Dataset items
--

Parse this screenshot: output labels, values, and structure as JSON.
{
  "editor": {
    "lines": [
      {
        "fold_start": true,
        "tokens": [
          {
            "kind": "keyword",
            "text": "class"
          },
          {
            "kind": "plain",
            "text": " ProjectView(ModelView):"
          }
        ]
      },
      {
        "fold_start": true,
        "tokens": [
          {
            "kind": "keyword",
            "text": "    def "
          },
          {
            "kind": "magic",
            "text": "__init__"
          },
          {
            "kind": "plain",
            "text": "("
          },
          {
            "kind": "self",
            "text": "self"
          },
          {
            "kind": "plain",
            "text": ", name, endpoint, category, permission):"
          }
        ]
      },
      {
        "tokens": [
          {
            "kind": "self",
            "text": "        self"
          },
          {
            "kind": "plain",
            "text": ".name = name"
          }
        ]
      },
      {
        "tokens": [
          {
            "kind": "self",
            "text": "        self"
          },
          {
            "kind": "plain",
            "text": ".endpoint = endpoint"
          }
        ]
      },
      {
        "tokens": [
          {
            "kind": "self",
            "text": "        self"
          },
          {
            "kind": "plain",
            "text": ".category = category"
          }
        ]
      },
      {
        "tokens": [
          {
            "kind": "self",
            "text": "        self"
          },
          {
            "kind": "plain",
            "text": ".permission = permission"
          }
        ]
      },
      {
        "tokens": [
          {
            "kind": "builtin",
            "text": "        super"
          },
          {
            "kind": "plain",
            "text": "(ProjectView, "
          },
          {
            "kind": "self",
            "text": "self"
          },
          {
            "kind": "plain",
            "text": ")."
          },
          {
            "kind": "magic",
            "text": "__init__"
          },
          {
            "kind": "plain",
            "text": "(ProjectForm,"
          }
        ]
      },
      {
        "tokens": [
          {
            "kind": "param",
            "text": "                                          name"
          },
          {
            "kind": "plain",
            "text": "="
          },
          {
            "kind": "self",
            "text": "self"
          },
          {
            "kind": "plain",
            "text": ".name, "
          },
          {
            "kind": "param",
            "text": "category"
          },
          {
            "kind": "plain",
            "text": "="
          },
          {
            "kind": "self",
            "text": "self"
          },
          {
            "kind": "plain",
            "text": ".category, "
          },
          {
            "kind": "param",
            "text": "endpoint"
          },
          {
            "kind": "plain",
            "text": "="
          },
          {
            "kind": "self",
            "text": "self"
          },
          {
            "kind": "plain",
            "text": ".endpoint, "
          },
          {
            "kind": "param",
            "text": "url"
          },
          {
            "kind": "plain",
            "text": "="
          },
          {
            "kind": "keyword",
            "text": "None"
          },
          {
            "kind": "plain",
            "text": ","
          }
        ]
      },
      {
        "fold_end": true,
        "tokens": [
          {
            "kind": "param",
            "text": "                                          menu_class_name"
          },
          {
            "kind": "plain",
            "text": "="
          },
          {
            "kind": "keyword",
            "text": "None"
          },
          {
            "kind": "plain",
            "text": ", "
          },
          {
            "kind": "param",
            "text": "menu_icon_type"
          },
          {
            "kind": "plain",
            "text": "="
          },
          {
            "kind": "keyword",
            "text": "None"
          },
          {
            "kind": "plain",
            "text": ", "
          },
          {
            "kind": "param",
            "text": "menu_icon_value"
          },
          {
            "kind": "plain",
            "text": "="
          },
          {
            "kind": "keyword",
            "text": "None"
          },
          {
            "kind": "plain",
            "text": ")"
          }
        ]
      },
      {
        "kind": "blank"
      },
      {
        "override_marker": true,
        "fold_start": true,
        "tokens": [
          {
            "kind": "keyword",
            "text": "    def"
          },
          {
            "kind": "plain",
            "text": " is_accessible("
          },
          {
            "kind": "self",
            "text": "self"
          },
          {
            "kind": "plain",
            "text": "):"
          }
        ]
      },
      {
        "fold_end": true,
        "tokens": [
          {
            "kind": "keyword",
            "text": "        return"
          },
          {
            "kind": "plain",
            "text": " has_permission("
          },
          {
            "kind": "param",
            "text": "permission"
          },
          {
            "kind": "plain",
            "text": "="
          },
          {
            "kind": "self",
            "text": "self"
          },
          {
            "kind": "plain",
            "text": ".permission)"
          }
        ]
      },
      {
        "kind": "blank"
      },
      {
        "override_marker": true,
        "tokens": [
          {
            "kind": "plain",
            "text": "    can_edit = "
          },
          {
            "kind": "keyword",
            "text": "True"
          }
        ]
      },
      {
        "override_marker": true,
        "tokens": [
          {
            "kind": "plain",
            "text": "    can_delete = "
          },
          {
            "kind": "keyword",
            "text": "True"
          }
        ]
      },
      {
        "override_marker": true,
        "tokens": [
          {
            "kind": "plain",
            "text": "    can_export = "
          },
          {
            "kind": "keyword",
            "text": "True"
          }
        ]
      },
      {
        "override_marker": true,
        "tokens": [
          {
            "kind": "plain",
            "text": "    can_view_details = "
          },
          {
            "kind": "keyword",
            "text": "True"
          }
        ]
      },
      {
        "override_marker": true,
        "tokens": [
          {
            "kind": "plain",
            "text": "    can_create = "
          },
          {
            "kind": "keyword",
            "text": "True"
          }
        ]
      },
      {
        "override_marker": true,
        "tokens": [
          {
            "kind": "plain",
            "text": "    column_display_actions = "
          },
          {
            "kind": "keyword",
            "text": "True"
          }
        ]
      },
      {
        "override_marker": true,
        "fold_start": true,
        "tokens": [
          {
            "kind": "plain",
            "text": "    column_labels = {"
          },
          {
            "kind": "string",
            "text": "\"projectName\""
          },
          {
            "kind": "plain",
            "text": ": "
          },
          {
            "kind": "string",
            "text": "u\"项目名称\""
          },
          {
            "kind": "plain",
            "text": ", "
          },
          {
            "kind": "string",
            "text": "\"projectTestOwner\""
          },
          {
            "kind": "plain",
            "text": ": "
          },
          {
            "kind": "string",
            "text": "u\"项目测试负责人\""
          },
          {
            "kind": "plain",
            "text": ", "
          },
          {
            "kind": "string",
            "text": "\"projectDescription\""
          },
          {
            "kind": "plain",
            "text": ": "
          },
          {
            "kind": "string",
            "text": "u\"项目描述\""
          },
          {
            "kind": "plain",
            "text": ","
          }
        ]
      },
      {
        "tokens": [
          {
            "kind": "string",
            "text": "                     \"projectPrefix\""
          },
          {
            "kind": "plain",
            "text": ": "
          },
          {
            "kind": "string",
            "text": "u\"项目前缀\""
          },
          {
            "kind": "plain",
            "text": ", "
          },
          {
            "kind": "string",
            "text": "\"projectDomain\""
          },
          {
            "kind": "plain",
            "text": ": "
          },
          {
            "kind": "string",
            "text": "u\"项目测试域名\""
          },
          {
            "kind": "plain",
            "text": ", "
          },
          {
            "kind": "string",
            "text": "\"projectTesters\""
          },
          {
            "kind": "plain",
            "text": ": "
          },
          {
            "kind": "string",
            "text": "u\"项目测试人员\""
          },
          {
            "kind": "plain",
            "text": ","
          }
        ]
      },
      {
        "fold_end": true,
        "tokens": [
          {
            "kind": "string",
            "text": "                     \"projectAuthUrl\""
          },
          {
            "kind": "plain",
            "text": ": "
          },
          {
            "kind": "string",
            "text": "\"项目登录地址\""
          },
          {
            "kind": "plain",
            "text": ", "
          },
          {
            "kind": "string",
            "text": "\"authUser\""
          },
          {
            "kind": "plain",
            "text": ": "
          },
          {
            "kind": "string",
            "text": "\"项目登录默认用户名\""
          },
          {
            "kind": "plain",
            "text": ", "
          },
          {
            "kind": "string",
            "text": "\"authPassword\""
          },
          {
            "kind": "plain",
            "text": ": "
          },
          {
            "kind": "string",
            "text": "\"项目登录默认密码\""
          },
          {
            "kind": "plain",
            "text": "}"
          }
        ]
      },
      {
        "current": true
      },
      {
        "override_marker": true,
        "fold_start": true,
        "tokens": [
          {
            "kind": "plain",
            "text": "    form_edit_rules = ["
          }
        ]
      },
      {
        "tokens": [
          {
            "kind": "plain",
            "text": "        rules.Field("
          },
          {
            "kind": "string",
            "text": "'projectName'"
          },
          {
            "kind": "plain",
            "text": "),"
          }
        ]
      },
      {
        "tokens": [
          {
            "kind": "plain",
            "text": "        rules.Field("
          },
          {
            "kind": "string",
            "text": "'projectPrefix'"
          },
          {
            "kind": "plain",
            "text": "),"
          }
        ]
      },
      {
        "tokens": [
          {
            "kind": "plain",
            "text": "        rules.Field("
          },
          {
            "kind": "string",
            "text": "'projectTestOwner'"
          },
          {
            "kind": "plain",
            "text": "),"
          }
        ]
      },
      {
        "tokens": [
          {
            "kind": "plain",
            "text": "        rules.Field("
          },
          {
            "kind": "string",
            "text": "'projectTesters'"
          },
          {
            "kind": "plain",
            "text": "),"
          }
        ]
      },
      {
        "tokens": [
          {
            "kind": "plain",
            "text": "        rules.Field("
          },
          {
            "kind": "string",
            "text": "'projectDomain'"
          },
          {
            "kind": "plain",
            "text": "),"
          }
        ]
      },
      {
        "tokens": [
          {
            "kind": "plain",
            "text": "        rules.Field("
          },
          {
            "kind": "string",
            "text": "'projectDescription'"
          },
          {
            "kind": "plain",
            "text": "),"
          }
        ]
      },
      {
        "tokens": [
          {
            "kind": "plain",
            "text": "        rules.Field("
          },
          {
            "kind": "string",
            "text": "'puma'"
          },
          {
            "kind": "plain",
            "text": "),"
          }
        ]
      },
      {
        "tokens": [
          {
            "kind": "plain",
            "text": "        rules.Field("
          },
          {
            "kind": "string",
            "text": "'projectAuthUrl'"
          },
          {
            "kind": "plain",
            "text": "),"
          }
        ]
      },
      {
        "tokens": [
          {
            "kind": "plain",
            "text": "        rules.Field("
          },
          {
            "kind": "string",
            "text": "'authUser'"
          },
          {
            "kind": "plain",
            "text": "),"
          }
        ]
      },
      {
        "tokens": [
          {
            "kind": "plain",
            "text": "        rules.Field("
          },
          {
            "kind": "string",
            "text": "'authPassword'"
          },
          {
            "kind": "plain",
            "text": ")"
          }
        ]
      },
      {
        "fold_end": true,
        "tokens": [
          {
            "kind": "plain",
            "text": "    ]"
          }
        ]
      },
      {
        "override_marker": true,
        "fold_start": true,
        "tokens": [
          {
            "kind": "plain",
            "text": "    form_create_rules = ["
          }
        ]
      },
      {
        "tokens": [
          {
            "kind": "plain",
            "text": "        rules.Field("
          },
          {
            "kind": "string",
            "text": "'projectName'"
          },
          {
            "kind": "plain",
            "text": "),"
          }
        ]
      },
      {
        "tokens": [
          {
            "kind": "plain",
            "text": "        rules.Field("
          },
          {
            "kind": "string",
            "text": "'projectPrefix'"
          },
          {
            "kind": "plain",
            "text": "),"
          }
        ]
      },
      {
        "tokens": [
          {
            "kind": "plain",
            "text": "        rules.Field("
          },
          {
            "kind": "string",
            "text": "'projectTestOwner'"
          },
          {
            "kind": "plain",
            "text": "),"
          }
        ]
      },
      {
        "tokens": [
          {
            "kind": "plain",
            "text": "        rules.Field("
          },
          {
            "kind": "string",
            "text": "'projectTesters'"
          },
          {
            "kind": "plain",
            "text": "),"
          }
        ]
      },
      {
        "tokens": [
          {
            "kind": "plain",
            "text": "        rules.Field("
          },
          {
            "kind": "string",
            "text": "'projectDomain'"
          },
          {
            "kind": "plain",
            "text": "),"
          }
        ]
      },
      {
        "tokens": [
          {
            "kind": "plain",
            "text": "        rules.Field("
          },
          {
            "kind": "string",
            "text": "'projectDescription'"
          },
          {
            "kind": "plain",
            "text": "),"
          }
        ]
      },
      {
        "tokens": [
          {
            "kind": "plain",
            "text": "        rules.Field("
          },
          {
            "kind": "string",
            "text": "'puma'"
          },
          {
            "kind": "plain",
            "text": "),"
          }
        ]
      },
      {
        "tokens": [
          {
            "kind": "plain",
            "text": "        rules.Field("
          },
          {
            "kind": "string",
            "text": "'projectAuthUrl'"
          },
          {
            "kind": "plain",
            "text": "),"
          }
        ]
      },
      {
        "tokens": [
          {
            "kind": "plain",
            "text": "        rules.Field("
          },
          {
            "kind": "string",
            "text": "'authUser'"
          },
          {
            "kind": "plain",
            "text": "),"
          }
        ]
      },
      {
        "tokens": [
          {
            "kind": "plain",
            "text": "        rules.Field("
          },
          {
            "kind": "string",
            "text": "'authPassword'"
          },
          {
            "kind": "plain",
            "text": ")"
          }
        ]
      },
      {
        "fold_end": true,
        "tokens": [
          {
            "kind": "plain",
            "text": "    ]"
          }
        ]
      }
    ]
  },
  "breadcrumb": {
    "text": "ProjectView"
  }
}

--

**Task**. Say how many lines in the entries contain the string "ProjectView", and leave out everything else.

**Exercise response**. 3